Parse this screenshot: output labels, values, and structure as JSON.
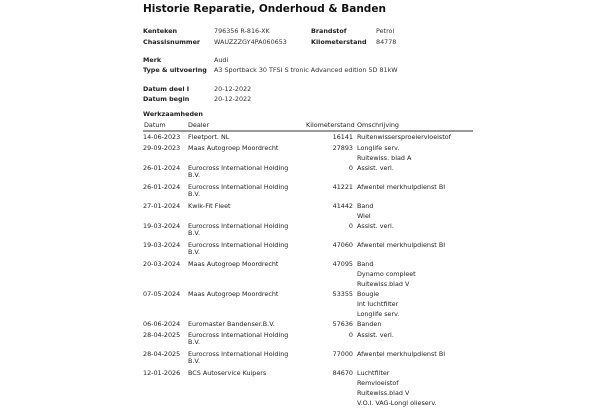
{
  "title": "Historie Reparatie, Onderhoud & Banden",
  "vehicle": {
    "kenteken_label": "Kenteken",
    "kenteken": "796356 R-816-XK",
    "chassis_label": "Chassisnummer",
    "chassis": "WAUZZZGY4PA060653",
    "brandstof_label": "Brandstof",
    "brandstof": "Petrol",
    "km_label": "Kilometerstand",
    "km": "84778",
    "merk_label": "Merk",
    "merk": "Audi",
    "type_label": "Type & uitvoering",
    "type": "A3 Sportback 30 TFSI S tronic Advanced edition 5D 81kW",
    "datum_deel_label": "Datum deel I",
    "datum_deel": "20-12-2022",
    "datum_begin_label": "Datum begin",
    "datum_begin": "20-12-2022"
  },
  "werkzaamheden": {
    "title": "Werkzaamheden",
    "columns": {
      "datum": "Datum",
      "dealer": "Dealer",
      "km": "Kilometerstand",
      "desc": "Omschrijving"
    },
    "rows": [
      {
        "date": "14-06-2023",
        "dealer": "Fleetport. NL",
        "km": "16141",
        "desc": [
          "Ruitenwissersproeiervloeistof"
        ]
      },
      {
        "date": "29-09-2023",
        "dealer": "Maas Autogroep Moordrecht",
        "km": "27893",
        "desc": [
          "Longlife serv.",
          "Ruitewiss. blad A"
        ]
      },
      {
        "date": "26-01-2024",
        "dealer": "Eurocross International Holding B.V.",
        "km": "0",
        "desc": [
          "Assist. verl."
        ]
      },
      {
        "date": "26-01-2024",
        "dealer": "Eurocross International Holding B.V.",
        "km": "41221",
        "desc": [
          "Afwentel merkhulpdienst BI"
        ]
      },
      {
        "date": "27-01-2024",
        "dealer": "Kwik-Fit Fleet",
        "km": "41442",
        "desc": [
          "Band",
          "Wiel"
        ]
      },
      {
        "date": "19-03-2024",
        "dealer": "Eurocross International Holding B.V.",
        "km": "0",
        "desc": [
          "Assist. verl."
        ]
      },
      {
        "date": "19-03-2024",
        "dealer": "Eurocross International Holding B.V.",
        "km": "47060",
        "desc": [
          "Afwentel merkhulpdienst BI"
        ]
      },
      {
        "date": "20-03-2024",
        "dealer": "Maas Autogroep Moordrecht",
        "km": "47095",
        "desc": [
          "Band",
          "Dynamo compleet",
          "Ruitewiss.blad V"
        ]
      },
      {
        "date": "07-05-2024",
        "dealer": "Maas Autogroep Moordrecht",
        "km": "53355",
        "desc": [
          "Bougie",
          "Int luchtfilter",
          "Longlife serv."
        ]
      },
      {
        "date": "06-06-2024",
        "dealer": "Euromaster Bandenser.B.V.",
        "km": "57636",
        "desc": [
          "Banden"
        ]
      },
      {
        "date": "28-04-2025",
        "dealer": "Eurocross International Holding B.V.",
        "km": "0",
        "desc": [
          "Assist. verl."
        ]
      },
      {
        "date": "28-04-2025",
        "dealer": "Eurocross International Holding B.V.",
        "km": "77000",
        "desc": [
          "Afwentel merkhulpdienst BI"
        ]
      },
      {
        "date": "12-01-2026",
        "dealer": "BCS Autoservice Kuipers",
        "km": "84670",
        "desc": [
          "Luchtfilter",
          "Remvloeistof",
          "Ruitewiss.blad V",
          "V.O.I. VAG-Longl olieserv."
        ]
      }
    ]
  }
}
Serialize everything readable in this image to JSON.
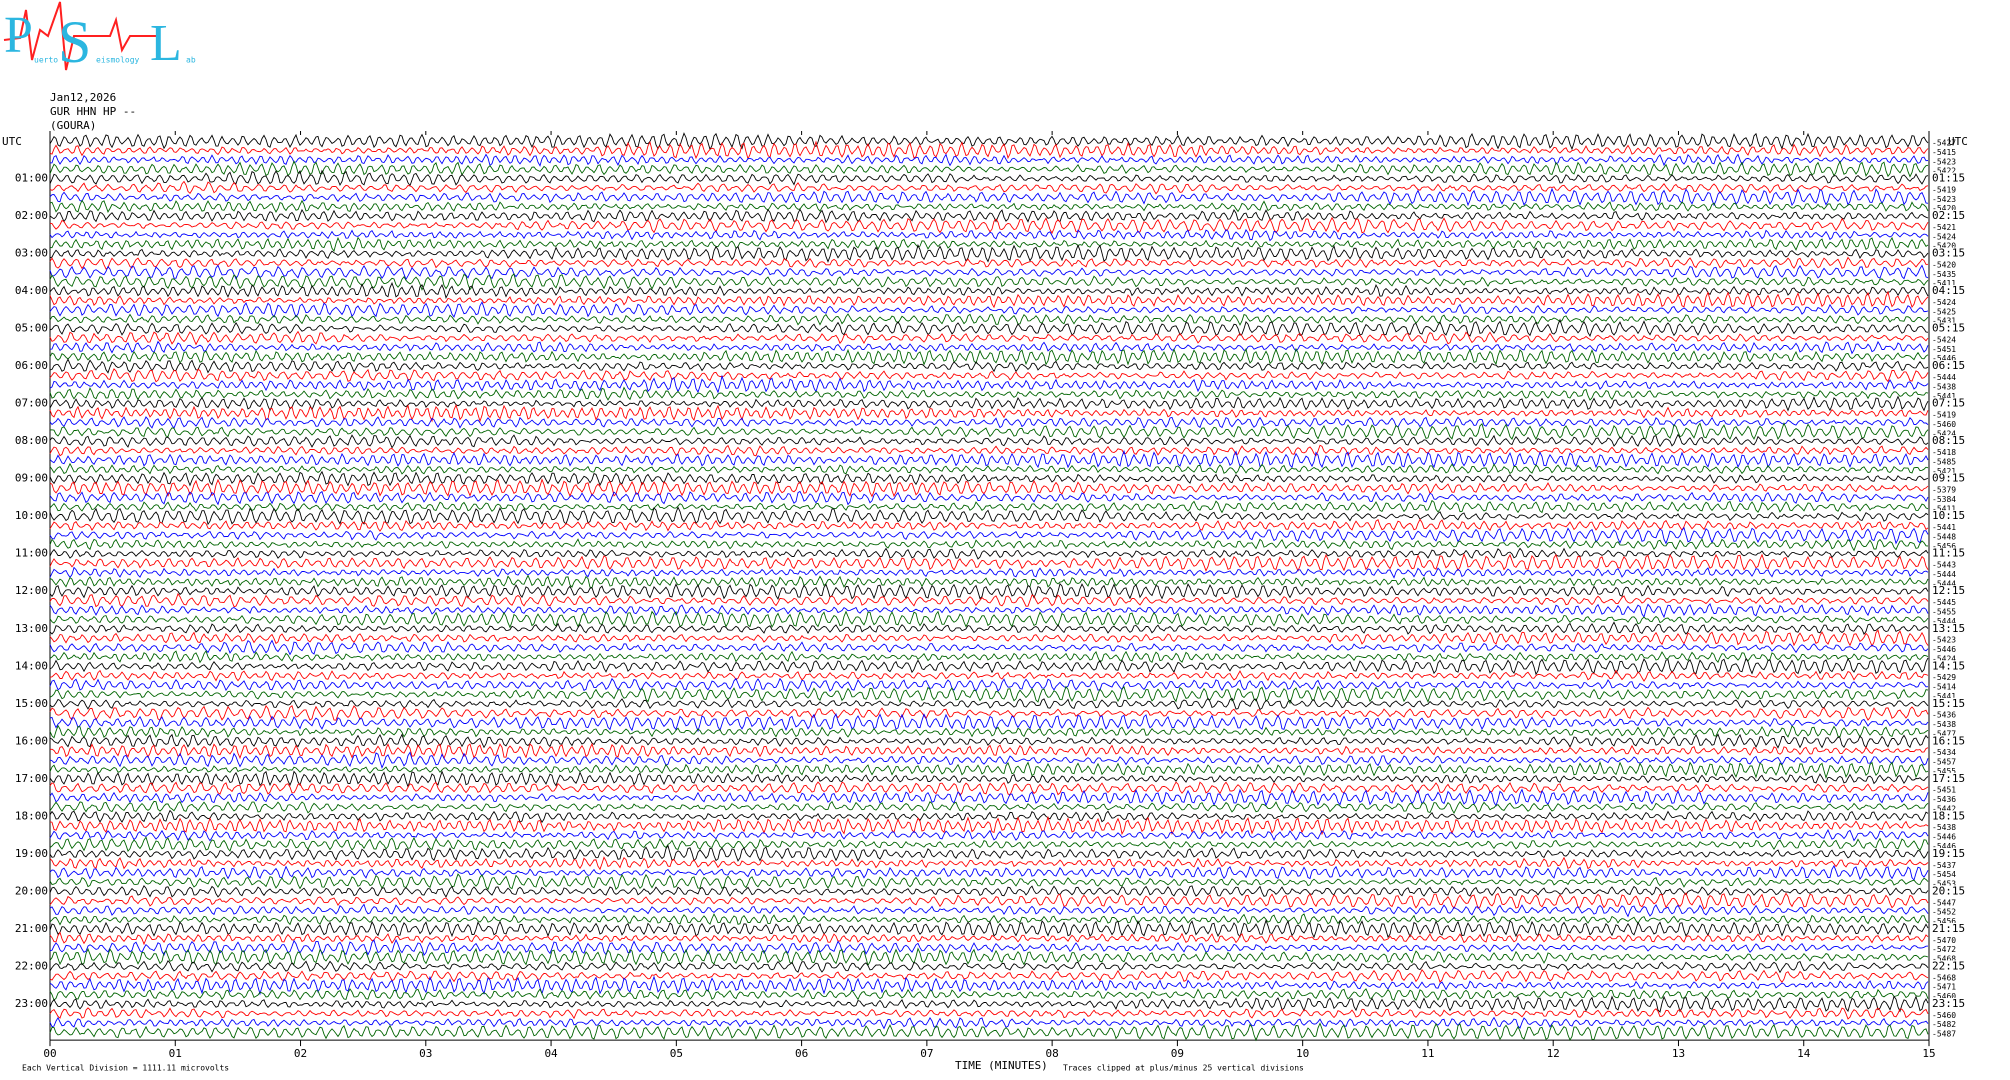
{
  "chart_data": {
    "type": "helicorder",
    "logo": {
      "letters": [
        "P",
        "S",
        "L"
      ],
      "small": [
        "uerto",
        "eismology",
        "ab"
      ]
    },
    "header": [
      "Jan12,2026",
      "GUR HHN HP --",
      "(GOURA)"
    ],
    "left_title": "UTC",
    "right_title": "UTC",
    "left_labels": [
      "01:00",
      "02:00",
      "03:00",
      "04:00",
      "05:00",
      "06:00",
      "07:00",
      "08:00",
      "09:00",
      "10:00",
      "11:00",
      "12:00",
      "13:00",
      "14:00",
      "15:00",
      "16:00",
      "17:00",
      "18:00",
      "19:00",
      "20:00",
      "21:00",
      "22:00",
      "23:00"
    ],
    "right_labels": [
      "01:15",
      "02:15",
      "03:15",
      "04:15",
      "05:15",
      "06:15",
      "07:15",
      "08:15",
      "09:15",
      "10:15",
      "11:15",
      "12:15",
      "13:15",
      "14:15",
      "15:15",
      "16:15",
      "17:15",
      "18:15",
      "19:15",
      "20:15",
      "21:15",
      "22:15",
      "23:15"
    ],
    "trace_offsets": [
      -5427,
      -5415,
      -5423,
      -5422,
      -5426,
      -5419,
      -5423,
      -5420,
      -5421,
      -5421,
      -5424,
      -5420,
      -5421,
      -5420,
      -5435,
      -5411,
      -5425,
      -5424,
      -5425,
      -5431,
      -5430,
      -5424,
      -5451,
      -5446,
      -5423,
      -5444,
      -5438,
      -5441,
      -5441,
      -5419,
      -5460,
      -5424,
      -5460,
      -5418,
      -5485,
      -5421,
      -5404,
      -5379,
      -5384,
      -5411,
      -5431,
      -5441,
      -5448,
      -5456,
      -5456,
      -5443,
      -5444,
      -5444,
      -5463,
      -5445,
      -5455,
      -5444,
      -5424,
      -5423,
      -5446,
      -5424,
      -5422,
      -5429,
      -5414,
      -5441,
      -5389,
      -5436,
      -5438,
      -5477,
      -5423,
      -5434,
      -5457,
      -5455,
      -5458,
      -5451,
      -5436,
      -5442,
      -5466,
      -5438,
      -5446,
      -5446,
      -5417,
      -5437,
      -5454,
      -5453,
      -5445,
      -5447,
      -5452,
      -5456,
      -5454,
      -5470,
      -5472,
      -5468,
      -5460,
      -5468,
      -5471,
      -5460,
      -5471,
      -5460,
      -5482,
      -5487
    ],
    "trace_colors": [
      "#000000",
      "#ff0000",
      "#0000ff",
      "#006400"
    ],
    "xlim": [
      0,
      15
    ],
    "xticks": [
      {
        "value": 0,
        "label": "00"
      },
      {
        "value": 1,
        "label": "01"
      },
      {
        "value": 2,
        "label": "02"
      },
      {
        "value": 3,
        "label": "03"
      },
      {
        "value": 4,
        "label": "04"
      },
      {
        "value": 5,
        "label": "05"
      },
      {
        "value": 6,
        "label": "06"
      },
      {
        "value": 7,
        "label": "07"
      },
      {
        "value": 8,
        "label": "08"
      },
      {
        "value": 9,
        "label": "09"
      },
      {
        "value": 10,
        "label": "10"
      },
      {
        "value": 11,
        "label": "11"
      },
      {
        "value": 12,
        "label": "12"
      },
      {
        "value": 13,
        "label": "13"
      },
      {
        "value": 14,
        "label": "14"
      },
      {
        "value": 15,
        "label": "15"
      }
    ],
    "scale_note": "Each Vertical Division = 1111.11 microvolts",
    "xlabel": "TIME (MINUTES)",
    "clip_note": "Traces clipped at plus/minus 25 vertical divisions"
  }
}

STATED PROBLEM | Your answer should be a single number: the count of lines containing the word "Ruitewiss".

FINAL ANSWER | 3